══ Entries

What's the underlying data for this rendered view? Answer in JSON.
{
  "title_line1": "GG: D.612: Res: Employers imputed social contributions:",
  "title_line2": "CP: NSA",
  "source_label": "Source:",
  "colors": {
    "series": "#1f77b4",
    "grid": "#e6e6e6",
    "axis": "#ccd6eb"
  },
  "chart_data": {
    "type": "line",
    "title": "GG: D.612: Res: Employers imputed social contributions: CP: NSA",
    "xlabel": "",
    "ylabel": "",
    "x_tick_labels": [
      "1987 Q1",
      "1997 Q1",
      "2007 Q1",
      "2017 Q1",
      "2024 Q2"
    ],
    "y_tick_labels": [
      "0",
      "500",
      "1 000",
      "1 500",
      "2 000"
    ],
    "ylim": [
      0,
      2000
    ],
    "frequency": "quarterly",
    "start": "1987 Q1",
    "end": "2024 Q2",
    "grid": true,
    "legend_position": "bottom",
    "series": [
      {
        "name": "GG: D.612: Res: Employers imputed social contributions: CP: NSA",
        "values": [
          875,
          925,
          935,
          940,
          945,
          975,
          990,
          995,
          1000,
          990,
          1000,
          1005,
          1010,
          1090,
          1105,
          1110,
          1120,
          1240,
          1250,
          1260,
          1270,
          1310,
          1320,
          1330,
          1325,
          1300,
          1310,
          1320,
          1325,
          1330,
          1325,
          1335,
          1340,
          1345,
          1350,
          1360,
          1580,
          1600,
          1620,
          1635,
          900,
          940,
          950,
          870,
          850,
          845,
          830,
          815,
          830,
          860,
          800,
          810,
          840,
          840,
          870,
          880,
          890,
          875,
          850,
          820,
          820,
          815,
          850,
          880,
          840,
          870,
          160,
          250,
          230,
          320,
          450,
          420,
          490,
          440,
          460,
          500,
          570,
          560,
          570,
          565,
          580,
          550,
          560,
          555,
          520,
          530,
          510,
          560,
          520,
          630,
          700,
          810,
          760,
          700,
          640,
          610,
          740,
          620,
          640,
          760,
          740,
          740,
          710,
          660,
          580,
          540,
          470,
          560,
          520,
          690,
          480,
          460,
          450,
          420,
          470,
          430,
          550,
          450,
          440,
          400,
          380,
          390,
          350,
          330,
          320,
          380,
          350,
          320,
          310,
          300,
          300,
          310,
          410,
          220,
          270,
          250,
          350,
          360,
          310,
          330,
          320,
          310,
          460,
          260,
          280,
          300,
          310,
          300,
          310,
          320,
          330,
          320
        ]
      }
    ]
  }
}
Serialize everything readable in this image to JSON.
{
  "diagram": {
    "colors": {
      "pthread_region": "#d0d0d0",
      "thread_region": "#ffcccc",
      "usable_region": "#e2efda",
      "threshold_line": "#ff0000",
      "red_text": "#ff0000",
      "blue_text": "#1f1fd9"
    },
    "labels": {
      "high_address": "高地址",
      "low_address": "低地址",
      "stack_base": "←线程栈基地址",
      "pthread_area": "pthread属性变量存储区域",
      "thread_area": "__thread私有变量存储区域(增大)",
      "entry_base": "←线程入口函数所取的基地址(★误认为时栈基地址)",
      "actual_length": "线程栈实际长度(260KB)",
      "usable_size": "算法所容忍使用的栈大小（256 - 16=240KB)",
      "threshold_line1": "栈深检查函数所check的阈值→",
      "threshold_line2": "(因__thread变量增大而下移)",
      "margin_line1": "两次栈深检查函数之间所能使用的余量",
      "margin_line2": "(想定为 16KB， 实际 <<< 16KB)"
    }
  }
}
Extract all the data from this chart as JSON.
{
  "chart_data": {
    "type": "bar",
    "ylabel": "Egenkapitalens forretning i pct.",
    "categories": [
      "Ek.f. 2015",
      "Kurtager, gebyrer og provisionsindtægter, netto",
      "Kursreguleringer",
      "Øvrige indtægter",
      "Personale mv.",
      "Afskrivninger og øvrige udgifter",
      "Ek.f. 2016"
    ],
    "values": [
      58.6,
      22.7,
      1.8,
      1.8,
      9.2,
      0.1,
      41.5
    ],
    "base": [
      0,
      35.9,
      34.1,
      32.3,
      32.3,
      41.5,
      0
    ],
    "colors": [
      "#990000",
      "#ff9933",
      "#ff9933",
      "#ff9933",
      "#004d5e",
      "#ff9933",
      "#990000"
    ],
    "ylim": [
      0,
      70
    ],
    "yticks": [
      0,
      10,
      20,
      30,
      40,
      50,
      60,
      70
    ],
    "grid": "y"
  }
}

════

--- What you will do ---
Go through the records above and set each one down exactly, please.

--- Finished exercise ---
What's the underlying data for this rendered view? Answer in JSON.
{
  "title_line1": "GG: D.612: Res: Employers imputed social contributions:",
  "title_line2": "CP: NSA",
  "source_label": "Source:",
  "colors": {
    "series": "#1f77b4",
    "grid": "#e6e6e6",
    "axis": "#ccd6eb"
  },
  "chart_data": {
    "type": "line",
    "title": "GG: D.612: Res: Employers imputed social contributions: CP: NSA",
    "xlabel": "",
    "ylabel": "",
    "x_tick_labels": [
      "1987 Q1",
      "1997 Q1",
      "2007 Q1",
      "2017 Q1",
      "2024 Q2"
    ],
    "y_tick_labels": [
      "0",
      "500",
      "1 000",
      "1 500",
      "2 000"
    ],
    "ylim": [
      0,
      2000
    ],
    "frequency": "quarterly",
    "start": "1987 Q1",
    "end": "2024 Q2",
    "grid": true,
    "legend_position": "bottom",
    "series": [
      {
        "name": "GG: D.612: Res: Employers imputed social contributions: CP: NSA",
        "values": [
          875,
          925,
          935,
          940,
          945,
          975,
          990,
          995,
          1000,
          990,
          1000,
          1005,
          1010,
          1090,
          1105,
          1110,
          1120,
          1240,
          1250,
          1260,
          1270,
          1310,
          1320,
          1330,
          1325,
          1300,
          1310,
          1320,
          1325,
          1330,
          1325,
          1335,
          1340,
          1345,
          1350,
          1360,
          1580,
          1600,
          1620,
          1635,
          900,
          940,
          950,
          870,
          850,
          845,
          830,
          815,
          830,
          860,
          800,
          810,
          840,
          840,
          870,
          880,
          890,
          875,
          850,
          820,
          820,
          815,
          850,
          880,
          840,
          870,
          160,
          250,
          230,
          320,
          450,
          420,
          490,
          440,
          460,
          500,
          570,
          560,
          570,
          565,
          580,
          550,
          560,
          555,
          520,
          530,
          510,
          560,
          520,
          630,
          700,
          810,
          760,
          700,
          640,
          610,
          740,
          620,
          640,
          760,
          740,
          740,
          710,
          660,
          580,
          540,
          470,
          560,
          520,
          690,
          480,
          460,
          450,
          420,
          470,
          430,
          550,
          450,
          440,
          400,
          380,
          390,
          350,
          330,
          320,
          380,
          350,
          320,
          310,
          300,
          300,
          310,
          410,
          220,
          270,
          250,
          350,
          360,
          310,
          330,
          320,
          310,
          460,
          260,
          280,
          300,
          310,
          300,
          310,
          320,
          330,
          320
        ]
      }
    ]
  }
}
Serialize everything readable in this image to JSON.
{
  "diagram": {
    "colors": {
      "pthread_region": "#d0d0d0",
      "thread_region": "#ffcccc",
      "usable_region": "#e2efda",
      "threshold_line": "#ff0000",
      "red_text": "#ff0000",
      "blue_text": "#1f1fd9"
    },
    "labels": {
      "high_address": "高地址",
      "low_address": "低地址",
      "stack_base": "←线程栈基地址",
      "pthread_area": "pthread属性变量存储区域",
      "thread_area": "__thread私有变量存储区域(增大)",
      "entry_base": "←线程入口函数所取的基地址(★误认为时栈基地址)",
      "actual_length": "线程栈实际长度(260KB)",
      "usable_size": "算法所容忍使用的栈大小（256 - 16=240KB)",
      "threshold_line1": "栈深检查函数所check的阈值→",
      "threshold_line2": "(因__thread变量增大而下移)",
      "margin_line1": "两次栈深检查函数之间所能使用的余量",
      "margin_line2": "(想定为 16KB， 实际 <<< 16KB)"
    }
  }
}
Extract all the data from this chart as JSON.
{
  "chart_data": {
    "type": "bar",
    "ylabel": "Egenkapitalens forretning i pct.",
    "categories": [
      "Ek.f. 2015",
      "Kurtager, gebyrer og provisionsindtægter, netto",
      "Kursreguleringer",
      "Øvrige indtægter",
      "Personale mv.",
      "Afskrivninger og øvrige udgifter",
      "Ek.f. 2016"
    ],
    "values": [
      58.6,
      22.7,
      1.8,
      1.8,
      9.2,
      0.1,
      41.5
    ],
    "base": [
      0,
      35.9,
      34.1,
      32.3,
      32.3,
      41.5,
      0
    ],
    "colors": [
      "#990000",
      "#ff9933",
      "#ff9933",
      "#ff9933",
      "#004d5e",
      "#ff9933",
      "#990000"
    ],
    "ylim": [
      0,
      70
    ],
    "yticks": [
      0,
      10,
      20,
      30,
      40,
      50,
      60,
      70
    ],
    "grid": "y"
  }
}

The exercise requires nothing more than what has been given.